*WRITTEN TASK*
Transcribe the records below exactly as they appear.

** Start EXTRACTED ENTRIES **

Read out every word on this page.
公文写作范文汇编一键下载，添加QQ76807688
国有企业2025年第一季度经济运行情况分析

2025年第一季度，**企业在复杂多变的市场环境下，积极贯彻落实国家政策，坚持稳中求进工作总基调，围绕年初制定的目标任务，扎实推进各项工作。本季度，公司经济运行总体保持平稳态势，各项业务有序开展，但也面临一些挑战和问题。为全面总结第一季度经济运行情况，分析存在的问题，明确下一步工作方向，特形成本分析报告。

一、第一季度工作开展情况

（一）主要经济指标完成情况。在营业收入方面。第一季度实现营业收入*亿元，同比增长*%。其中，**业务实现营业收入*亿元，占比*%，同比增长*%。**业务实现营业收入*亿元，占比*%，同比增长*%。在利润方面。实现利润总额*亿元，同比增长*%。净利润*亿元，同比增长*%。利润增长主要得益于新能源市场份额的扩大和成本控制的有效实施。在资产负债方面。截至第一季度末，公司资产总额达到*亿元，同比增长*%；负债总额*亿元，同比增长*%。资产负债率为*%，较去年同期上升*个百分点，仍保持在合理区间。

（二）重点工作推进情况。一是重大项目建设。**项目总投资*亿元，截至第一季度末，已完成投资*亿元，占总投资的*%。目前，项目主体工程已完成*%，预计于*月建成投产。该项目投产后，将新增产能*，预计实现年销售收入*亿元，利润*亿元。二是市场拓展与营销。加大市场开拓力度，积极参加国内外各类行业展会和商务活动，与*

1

** End EXTRACTED ENTRIES **

*RESPONSE TO THIS TASK*
Read out every word on this page.
公文写作范文汇编一键下载，添加QQ76807688
国有企业2025年第一季度经济运行情况分析

2025年第一季度，**企业在复杂多变的市场环境下，积极贯彻落实国家政策，坚持稳中求进工作总基调，围绕年初制定的目标任务，扎实推进各项工作。本季度，公司经济运行总体保持平稳态势，各项业务有序开展，但也面临一些挑战和问题。为全面总结第一季度经济运行情况，分析存在的问题，明确下一步工作方向，特形成本分析报告。

一、第一季度工作开展情况

（一）主要经济指标完成情况。在营业收入方面。第一季度实现营业收入*亿元，同比增长*%。其中，**业务实现营业收入*亿元，占比*%，同比增长*%。**业务实现营业收入*亿元，占比*%，同比增长*%。在利润方面。实现利润总额*亿元，同比增长*%。净利润*亿元，同比增长*%。利润增长主要得益于新能源市场份额的扩大和成本控制的有效实施。在资产负债方面。截至第一季度末，公司资产总额达到*亿元，同比增长*%；负债总额*亿元，同比增长*%。资产负债率为*%，较去年同期上升*个百分点，仍保持在合理区间。

（二）重点工作推进情况。一是重大项目建设。**项目总投资*亿元，截至第一季度末，已完成投资*亿元，占总投资的*%。目前，项目主体工程已完成*%，预计于*月建成投产。该项目投产后，将新增产能*，预计实现年销售收入*亿元，利润*亿元。二是市场拓展与营销。加大市场开拓力度，积极参加国内外各类行业展会和商务活动，与*

1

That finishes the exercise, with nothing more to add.